**REQUIRED TASK:**
Return every record exactly as written.

--- begin EXTRACTED RECORDS ---

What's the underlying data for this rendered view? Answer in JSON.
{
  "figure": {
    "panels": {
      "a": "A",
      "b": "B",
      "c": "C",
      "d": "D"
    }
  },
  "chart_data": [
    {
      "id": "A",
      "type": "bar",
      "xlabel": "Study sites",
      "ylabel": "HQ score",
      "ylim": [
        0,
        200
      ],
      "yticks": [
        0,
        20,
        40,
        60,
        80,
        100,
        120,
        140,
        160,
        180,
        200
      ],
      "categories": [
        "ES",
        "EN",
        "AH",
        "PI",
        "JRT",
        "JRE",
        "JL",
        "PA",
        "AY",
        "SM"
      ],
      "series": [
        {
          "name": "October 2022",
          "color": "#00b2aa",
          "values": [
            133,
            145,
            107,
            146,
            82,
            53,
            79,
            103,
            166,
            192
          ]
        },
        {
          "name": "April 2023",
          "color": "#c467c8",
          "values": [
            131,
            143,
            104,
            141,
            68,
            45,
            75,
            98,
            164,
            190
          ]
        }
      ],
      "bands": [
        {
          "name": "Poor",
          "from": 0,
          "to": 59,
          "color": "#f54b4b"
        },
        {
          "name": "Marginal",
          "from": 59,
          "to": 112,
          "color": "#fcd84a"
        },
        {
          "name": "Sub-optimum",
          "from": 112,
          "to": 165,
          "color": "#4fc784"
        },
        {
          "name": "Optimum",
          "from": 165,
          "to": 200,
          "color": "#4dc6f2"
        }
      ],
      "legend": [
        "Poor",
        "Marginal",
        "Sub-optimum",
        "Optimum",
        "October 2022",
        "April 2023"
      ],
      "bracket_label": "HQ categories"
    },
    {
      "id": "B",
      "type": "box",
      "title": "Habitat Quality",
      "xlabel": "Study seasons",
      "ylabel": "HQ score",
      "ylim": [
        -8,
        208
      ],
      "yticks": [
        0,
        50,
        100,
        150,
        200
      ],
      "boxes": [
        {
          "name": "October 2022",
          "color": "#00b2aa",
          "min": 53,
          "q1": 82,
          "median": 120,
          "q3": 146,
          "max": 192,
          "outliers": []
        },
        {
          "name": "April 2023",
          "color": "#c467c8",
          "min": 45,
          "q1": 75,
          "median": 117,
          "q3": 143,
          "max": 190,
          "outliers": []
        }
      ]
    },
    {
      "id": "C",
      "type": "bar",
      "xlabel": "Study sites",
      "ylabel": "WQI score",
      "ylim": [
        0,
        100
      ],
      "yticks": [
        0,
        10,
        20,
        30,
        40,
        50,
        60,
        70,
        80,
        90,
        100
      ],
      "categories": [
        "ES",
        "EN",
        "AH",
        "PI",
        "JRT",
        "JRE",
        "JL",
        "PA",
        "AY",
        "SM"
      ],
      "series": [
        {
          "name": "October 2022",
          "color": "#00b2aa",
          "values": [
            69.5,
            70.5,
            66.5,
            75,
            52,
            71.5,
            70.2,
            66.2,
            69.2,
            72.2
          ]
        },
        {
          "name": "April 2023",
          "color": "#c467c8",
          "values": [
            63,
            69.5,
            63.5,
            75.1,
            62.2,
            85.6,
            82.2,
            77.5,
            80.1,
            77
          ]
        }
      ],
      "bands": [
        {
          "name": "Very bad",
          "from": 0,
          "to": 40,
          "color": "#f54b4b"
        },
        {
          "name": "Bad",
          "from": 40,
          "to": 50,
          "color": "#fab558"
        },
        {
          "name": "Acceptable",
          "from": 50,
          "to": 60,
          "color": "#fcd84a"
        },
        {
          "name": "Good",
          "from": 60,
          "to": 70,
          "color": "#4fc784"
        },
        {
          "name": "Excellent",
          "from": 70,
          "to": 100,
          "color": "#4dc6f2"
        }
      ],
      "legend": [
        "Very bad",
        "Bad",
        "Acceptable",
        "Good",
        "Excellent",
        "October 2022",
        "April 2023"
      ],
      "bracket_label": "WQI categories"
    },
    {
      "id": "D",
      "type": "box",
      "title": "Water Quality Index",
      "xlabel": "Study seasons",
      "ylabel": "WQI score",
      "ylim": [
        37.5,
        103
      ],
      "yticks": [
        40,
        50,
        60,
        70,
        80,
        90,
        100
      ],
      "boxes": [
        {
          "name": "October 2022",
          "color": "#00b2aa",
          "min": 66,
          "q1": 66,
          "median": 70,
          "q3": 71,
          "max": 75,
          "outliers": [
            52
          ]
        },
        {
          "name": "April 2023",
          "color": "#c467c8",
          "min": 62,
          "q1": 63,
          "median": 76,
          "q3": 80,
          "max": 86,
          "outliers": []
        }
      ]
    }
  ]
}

--- end EXTRACTED RECORDS ---

**SOLUTION FOR THIS PROBLEM:**
What's the underlying data for this rendered view? Answer in JSON.
{
  "figure": {
    "panels": {
      "a": "A",
      "b": "B",
      "c": "C",
      "d": "D"
    }
  },
  "chart_data": [
    {
      "id": "A",
      "type": "bar",
      "xlabel": "Study sites",
      "ylabel": "HQ score",
      "ylim": [
        0,
        200
      ],
      "yticks": [
        0,
        20,
        40,
        60,
        80,
        100,
        120,
        140,
        160,
        180,
        200
      ],
      "categories": [
        "ES",
        "EN",
        "AH",
        "PI",
        "JRT",
        "JRE",
        "JL",
        "PA",
        "AY",
        "SM"
      ],
      "series": [
        {
          "name": "October 2022",
          "color": "#00b2aa",
          "values": [
            133,
            145,
            107,
            146,
            82,
            53,
            79,
            103,
            166,
            192
          ]
        },
        {
          "name": "April 2023",
          "color": "#c467c8",
          "values": [
            131,
            143,
            104,
            141,
            68,
            45,
            75,
            98,
            164,
            190
          ]
        }
      ],
      "bands": [
        {
          "name": "Poor",
          "from": 0,
          "to": 59,
          "color": "#f54b4b"
        },
        {
          "name": "Marginal",
          "from": 59,
          "to": 112,
          "color": "#fcd84a"
        },
        {
          "name": "Sub-optimum",
          "from": 112,
          "to": 165,
          "color": "#4fc784"
        },
        {
          "name": "Optimum",
          "from": 165,
          "to": 200,
          "color": "#4dc6f2"
        }
      ],
      "legend": [
        "Poor",
        "Marginal",
        "Sub-optimum",
        "Optimum",
        "October 2022",
        "April 2023"
      ],
      "bracket_label": "HQ categories"
    },
    {
      "id": "B",
      "type": "box",
      "title": "Habitat Quality",
      "xlabel": "Study seasons",
      "ylabel": "HQ score",
      "ylim": [
        -8,
        208
      ],
      "yticks": [
        0,
        50,
        100,
        150,
        200
      ],
      "boxes": [
        {
          "name": "October 2022",
          "color": "#00b2aa",
          "min": 53,
          "q1": 82,
          "median": 120,
          "q3": 146,
          "max": 192,
          "outliers": []
        },
        {
          "name": "April 2023",
          "color": "#c467c8",
          "min": 45,
          "q1": 75,
          "median": 117,
          "q3": 143,
          "max": 190,
          "outliers": []
        }
      ]
    },
    {
      "id": "C",
      "type": "bar",
      "xlabel": "Study sites",
      "ylabel": "WQI score",
      "ylim": [
        0,
        100
      ],
      "yticks": [
        0,
        10,
        20,
        30,
        40,
        50,
        60,
        70,
        80,
        90,
        100
      ],
      "categories": [
        "ES",
        "EN",
        "AH",
        "PI",
        "JRT",
        "JRE",
        "JL",
        "PA",
        "AY",
        "SM"
      ],
      "series": [
        {
          "name": "October 2022",
          "color": "#00b2aa",
          "values": [
            69.5,
            70.5,
            66.5,
            75,
            52,
            71.5,
            70.2,
            66.2,
            69.2,
            72.2
          ]
        },
        {
          "name": "April 2023",
          "color": "#c467c8",
          "values": [
            63,
            69.5,
            63.5,
            75.1,
            62.2,
            85.6,
            82.2,
            77.5,
            80.1,
            77
          ]
        }
      ],
      "bands": [
        {
          "name": "Very bad",
          "from": 0,
          "to": 40,
          "color": "#f54b4b"
        },
        {
          "name": "Bad",
          "from": 40,
          "to": 50,
          "color": "#fab558"
        },
        {
          "name": "Acceptable",
          "from": 50,
          "to": 60,
          "color": "#fcd84a"
        },
        {
          "name": "Good",
          "from": 60,
          "to": 70,
          "color": "#4fc784"
        },
        {
          "name": "Excellent",
          "from": 70,
          "to": 100,
          "color": "#4dc6f2"
        }
      ],
      "legend": [
        "Very bad",
        "Bad",
        "Acceptable",
        "Good",
        "Excellent",
        "October 2022",
        "April 2023"
      ],
      "bracket_label": "WQI categories"
    },
    {
      "id": "D",
      "type": "box",
      "title": "Water Quality Index",
      "xlabel": "Study seasons",
      "ylabel": "WQI score",
      "ylim": [
        37.5,
        103
      ],
      "yticks": [
        40,
        50,
        60,
        70,
        80,
        90,
        100
      ],
      "boxes": [
        {
          "name": "October 2022",
          "color": "#00b2aa",
          "min": 66,
          "q1": 66,
          "median": 70,
          "q3": 71,
          "max": 75,
          "outliers": [
            52
          ]
        },
        {
          "name": "April 2023",
          "color": "#c467c8",
          "min": 62,
          "q1": 63,
          "median": 76,
          "q3": 80,
          "max": 86,
          "outliers": []
        }
      ]
    }
  ]
}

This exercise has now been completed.